### TASK OBJECTIVE
Extract all data as written.

--- BEGIN DATASET ---

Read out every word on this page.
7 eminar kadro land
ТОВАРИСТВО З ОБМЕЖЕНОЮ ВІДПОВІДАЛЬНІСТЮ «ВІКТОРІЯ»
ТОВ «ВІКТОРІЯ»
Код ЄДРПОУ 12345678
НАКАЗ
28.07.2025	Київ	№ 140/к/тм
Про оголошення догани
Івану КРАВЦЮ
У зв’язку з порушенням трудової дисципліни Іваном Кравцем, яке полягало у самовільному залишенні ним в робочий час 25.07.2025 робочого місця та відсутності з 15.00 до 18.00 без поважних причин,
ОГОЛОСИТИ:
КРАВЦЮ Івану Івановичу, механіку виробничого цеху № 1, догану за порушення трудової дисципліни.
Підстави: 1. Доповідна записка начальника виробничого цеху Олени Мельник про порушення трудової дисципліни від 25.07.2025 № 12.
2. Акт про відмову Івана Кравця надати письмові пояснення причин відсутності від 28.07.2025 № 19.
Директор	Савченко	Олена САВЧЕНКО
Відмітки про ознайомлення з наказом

--- END DATASET ---

### WORKED ANSWER
Read out every word on this page.
7 eminar kadro land
ТОВАРИСТВО З ОБМЕЖЕНОЮ ВІДПОВІДАЛЬНІСТЮ «ВІКТОРІЯ»
ТОВ «ВІКТОРІЯ»
Код ЄДРПОУ 12345678
НАКАЗ
28.07.2025	Київ	№ 140/к/тм
Про оголошення догани
Івану КРАВЦЮ
У зв’язку з порушенням трудової дисципліни Іваном Кравцем, яке полягало у самовільному залишенні ним в робочий час 25.07.2025 робочого місця та відсутності з 15.00 до 18.00 без поважних причин,
ОГОЛОСИТИ:
КРАВЦЮ Івану Івановичу, механіку виробничого цеху № 1, догану за порушення трудової дисципліни.
Підстави: 1. Доповідна записка начальника виробничого цеху Олени Мельник про порушення трудової дисципліни від 25.07.2025 № 12.
2. Акт про відмову Івана Кравця надати письмові пояснення причин відсутності від 28.07.2025 № 19.
Директор	Савченко	Олена САВЧЕНКО
Відмітки про ознайомлення з наказом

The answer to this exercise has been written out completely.